> [TASK INSTRUCTIONS]:
Give all the lines below again, exactly, with no pictures.

[Extracted data entries]
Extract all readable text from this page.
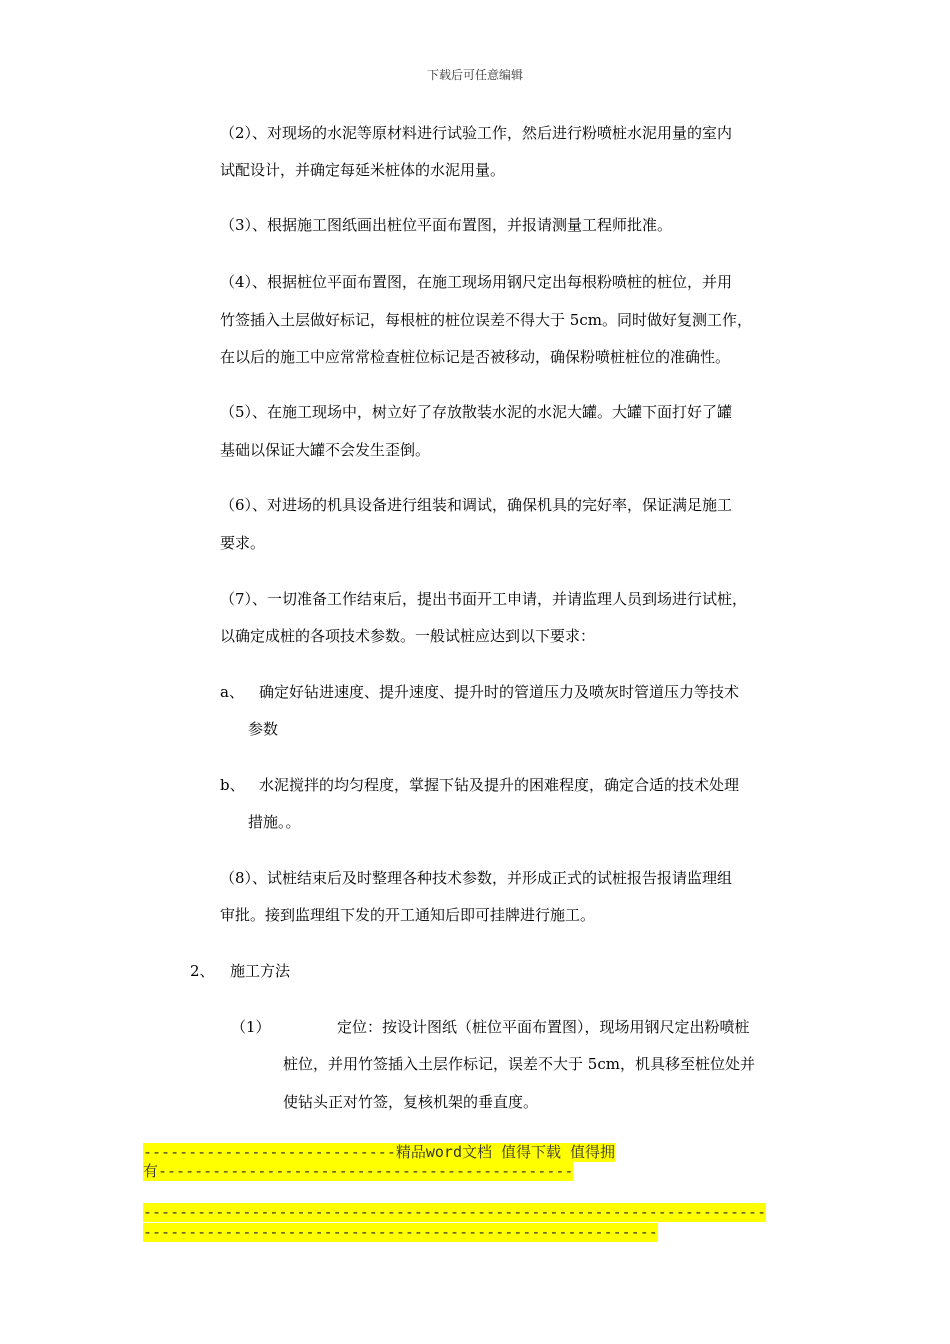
下载后可任意编辑
（2）、对现场的水泥等原材料进行试验工作，然后进行粉喷桩水泥用量的室内
试配设计，并确定每延米桩体的水泥用量。
（3）、根据施工图纸画出桩位平面布置图，并报请测量工程师批准。
（4）、根据桩位平面布置图，在施工现场用钢尺定出每根粉喷桩的桩位，并用
竹签插入土层做好标记，每根桩的桩位误差不得大于 5cm。同时做好复测工作，
在以后的施工中应常常检查桩位标记是否被移动，确保粉喷桩桩位的准确性。
（5）、在施工现场中，树立好了存放散装水泥的水泥大罐。大罐下面打好了罐
基础以保证大罐不会发生歪倒。
（6）、对进场的机具设备进行组装和调试，确保机具的完好率，保证满足施工
要求。
（7）、一切准备工作结束后，提出书面开工申请，并请监理人员到场进行试桩，
以确定成桩的各项技术参数。一般试桩应达到以下要求：
a、 确定好钻进速度、提升速度、提升时的管道压力及喷灰时管道压力等技术
参数
b、 水泥搅拌的均匀程度，掌握下钻及提升的困难程度，确定合适的技术处理
措施。。
（8）、试桩结束后及时整理各种技术参数，并形成正式的试桩报告报请监理组
审批。接到监理组下发的开工通知后即可挂牌进行施工。
2、 施工方法
（1）	定位：按设计图纸（桩位平面布置图），现场用钢尺定出粉喷桩
桩位，并用竹签插入土层作标记，误差不大于 5cm，机具移至桩位处并
使钻头正对竹签，复核机架的垂直度。
----------------------------精品word文档 值得下载 值得拥
有----------------------------------------------
---------------------------------------------------------------------
---------------------------------------------------------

> [RESPONSE FOR THIS EXERCISE]:
Extract all readable text from this page.
下载后可任意编辑
（2）、对现场的水泥等原材料进行试验工作，然后进行粉喷桩水泥用量的室内
试配设计，并确定每延米桩体的水泥用量。
（3）、根据施工图纸画出桩位平面布置图，并报请测量工程师批准。
（4）、根据桩位平面布置图，在施工现场用钢尺定出每根粉喷桩的桩位，并用
竹签插入土层做好标记，每根桩的桩位误差不得大于 5cm。同时做好复测工作，
在以后的施工中应常常检查桩位标记是否被移动，确保粉喷桩桩位的准确性。
（5）、在施工现场中，树立好了存放散装水泥的水泥大罐。大罐下面打好了罐
基础以保证大罐不会发生歪倒。
（6）、对进场的机具设备进行组装和调试，确保机具的完好率，保证满足施工
要求。
（7）、一切准备工作结束后，提出书面开工申请，并请监理人员到场进行试桩，
以确定成桩的各项技术参数。一般试桩应达到以下要求：
a、 确定好钻进速度、提升速度、提升时的管道压力及喷灰时管道压力等技术
参数
b、 水泥搅拌的均匀程度，掌握下钻及提升的困难程度，确定合适的技术处理
措施。。
（8）、试桩结束后及时整理各种技术参数，并形成正式的试桩报告报请监理组
审批。接到监理组下发的开工通知后即可挂牌进行施工。
2、 施工方法
（1）	定位：按设计图纸（桩位平面布置图），现场用钢尺定出粉喷桩
桩位，并用竹签插入土层作标记，误差不大于 5cm，机具移至桩位处并
使钻头正对竹签，复核机架的垂直度。
----------------------------精品word文档 值得下载 值得拥
有----------------------------------------------
---------------------------------------------------------------------
---------------------------------------------------------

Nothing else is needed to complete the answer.